§ **THE INPUT**:
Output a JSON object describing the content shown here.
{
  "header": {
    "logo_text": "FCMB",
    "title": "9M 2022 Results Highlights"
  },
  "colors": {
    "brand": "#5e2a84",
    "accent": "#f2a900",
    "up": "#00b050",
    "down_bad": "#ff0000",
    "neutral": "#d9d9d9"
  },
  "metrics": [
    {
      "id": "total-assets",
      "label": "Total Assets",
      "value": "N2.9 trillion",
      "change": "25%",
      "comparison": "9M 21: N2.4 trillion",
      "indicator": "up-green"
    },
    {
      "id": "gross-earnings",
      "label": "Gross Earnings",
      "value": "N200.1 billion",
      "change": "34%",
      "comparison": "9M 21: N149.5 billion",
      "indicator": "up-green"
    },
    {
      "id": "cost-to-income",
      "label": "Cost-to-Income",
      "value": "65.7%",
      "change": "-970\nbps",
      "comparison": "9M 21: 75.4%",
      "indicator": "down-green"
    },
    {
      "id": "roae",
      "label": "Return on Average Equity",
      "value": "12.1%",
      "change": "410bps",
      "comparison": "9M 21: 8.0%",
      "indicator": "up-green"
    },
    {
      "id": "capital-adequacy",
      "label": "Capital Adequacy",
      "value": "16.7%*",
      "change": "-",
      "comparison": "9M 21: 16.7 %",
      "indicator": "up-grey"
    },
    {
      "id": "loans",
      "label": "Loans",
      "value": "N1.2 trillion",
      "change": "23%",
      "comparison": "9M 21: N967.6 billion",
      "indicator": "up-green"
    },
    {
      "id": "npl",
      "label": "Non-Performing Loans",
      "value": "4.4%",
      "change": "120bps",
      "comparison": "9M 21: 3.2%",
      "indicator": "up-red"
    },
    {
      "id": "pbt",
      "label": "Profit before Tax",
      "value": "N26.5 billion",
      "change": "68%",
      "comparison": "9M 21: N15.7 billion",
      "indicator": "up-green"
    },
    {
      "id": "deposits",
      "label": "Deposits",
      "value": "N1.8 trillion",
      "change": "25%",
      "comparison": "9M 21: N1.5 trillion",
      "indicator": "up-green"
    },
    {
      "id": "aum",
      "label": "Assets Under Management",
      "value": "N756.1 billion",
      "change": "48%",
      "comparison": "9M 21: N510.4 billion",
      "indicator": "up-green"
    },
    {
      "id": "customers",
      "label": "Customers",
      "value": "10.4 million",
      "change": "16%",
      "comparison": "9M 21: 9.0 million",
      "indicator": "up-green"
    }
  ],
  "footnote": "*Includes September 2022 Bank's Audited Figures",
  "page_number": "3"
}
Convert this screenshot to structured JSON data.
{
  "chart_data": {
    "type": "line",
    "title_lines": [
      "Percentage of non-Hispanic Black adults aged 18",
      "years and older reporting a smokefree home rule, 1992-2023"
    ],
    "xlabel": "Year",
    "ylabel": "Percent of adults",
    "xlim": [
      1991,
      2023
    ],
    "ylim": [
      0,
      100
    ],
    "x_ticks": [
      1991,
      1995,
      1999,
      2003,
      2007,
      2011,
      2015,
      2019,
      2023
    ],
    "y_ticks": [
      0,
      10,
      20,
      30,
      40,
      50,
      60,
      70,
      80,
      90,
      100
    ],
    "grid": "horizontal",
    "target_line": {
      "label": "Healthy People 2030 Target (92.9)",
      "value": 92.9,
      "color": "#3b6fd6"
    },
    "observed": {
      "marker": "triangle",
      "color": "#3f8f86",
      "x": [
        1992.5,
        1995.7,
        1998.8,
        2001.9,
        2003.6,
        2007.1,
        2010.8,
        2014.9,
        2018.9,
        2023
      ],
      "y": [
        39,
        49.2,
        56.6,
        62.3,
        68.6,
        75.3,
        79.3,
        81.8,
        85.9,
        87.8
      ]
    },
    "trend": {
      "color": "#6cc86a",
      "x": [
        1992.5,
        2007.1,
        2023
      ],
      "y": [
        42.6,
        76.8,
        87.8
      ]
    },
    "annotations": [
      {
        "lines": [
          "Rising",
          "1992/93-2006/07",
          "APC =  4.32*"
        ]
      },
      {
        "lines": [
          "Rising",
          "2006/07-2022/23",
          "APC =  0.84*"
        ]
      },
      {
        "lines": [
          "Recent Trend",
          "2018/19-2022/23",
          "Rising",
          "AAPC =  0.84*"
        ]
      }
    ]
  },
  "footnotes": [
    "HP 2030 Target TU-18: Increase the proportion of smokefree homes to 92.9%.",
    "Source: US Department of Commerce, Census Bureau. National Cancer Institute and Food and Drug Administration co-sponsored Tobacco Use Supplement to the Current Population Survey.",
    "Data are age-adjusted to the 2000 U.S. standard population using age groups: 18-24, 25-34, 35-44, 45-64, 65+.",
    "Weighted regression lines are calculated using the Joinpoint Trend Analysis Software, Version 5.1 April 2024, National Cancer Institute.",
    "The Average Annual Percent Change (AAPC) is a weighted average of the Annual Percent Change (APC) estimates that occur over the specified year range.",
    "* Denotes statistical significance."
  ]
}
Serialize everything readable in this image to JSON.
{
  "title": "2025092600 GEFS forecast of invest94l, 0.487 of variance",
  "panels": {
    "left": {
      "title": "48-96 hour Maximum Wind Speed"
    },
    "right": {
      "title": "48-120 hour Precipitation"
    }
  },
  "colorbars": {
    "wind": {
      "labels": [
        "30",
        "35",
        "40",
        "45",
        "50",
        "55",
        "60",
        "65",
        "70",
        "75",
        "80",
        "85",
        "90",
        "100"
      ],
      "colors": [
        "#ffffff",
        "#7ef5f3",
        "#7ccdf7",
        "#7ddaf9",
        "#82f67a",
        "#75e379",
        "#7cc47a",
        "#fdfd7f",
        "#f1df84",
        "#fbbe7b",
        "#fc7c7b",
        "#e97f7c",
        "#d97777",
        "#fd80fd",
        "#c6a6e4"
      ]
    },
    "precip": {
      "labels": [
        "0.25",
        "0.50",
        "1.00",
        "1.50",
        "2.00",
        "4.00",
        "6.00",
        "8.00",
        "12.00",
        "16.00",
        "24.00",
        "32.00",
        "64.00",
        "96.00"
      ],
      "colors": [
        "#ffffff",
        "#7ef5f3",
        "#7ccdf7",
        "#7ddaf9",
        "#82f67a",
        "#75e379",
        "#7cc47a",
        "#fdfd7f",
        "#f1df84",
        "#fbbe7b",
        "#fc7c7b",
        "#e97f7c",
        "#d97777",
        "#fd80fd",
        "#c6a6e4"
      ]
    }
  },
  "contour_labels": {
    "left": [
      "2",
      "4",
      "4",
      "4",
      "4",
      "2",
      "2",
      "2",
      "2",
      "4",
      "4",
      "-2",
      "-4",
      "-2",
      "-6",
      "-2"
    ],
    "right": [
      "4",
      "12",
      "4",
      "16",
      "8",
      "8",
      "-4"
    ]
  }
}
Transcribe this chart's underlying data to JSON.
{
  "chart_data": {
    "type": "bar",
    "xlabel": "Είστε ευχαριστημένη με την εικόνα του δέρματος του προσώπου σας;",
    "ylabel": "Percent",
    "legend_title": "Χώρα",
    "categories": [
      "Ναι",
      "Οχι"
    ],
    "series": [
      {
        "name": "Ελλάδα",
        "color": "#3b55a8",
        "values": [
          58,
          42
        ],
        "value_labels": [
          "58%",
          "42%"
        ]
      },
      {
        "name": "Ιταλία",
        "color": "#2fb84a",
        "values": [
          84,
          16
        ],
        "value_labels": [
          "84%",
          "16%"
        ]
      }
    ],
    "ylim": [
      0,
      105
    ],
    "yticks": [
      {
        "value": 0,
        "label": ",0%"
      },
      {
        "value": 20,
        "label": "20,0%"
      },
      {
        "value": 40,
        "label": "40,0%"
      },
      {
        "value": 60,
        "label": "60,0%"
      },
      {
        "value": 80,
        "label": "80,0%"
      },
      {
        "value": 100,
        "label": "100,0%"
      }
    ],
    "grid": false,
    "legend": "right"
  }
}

§ **WHAT IS REQUIRED**:
From the data above, show each line that contains "hour".

§ **FINISHED EXERCISE**:
      "title": "48-96 hour Maximum Wind Speed"
      "title": "48-120 hour Precipitation"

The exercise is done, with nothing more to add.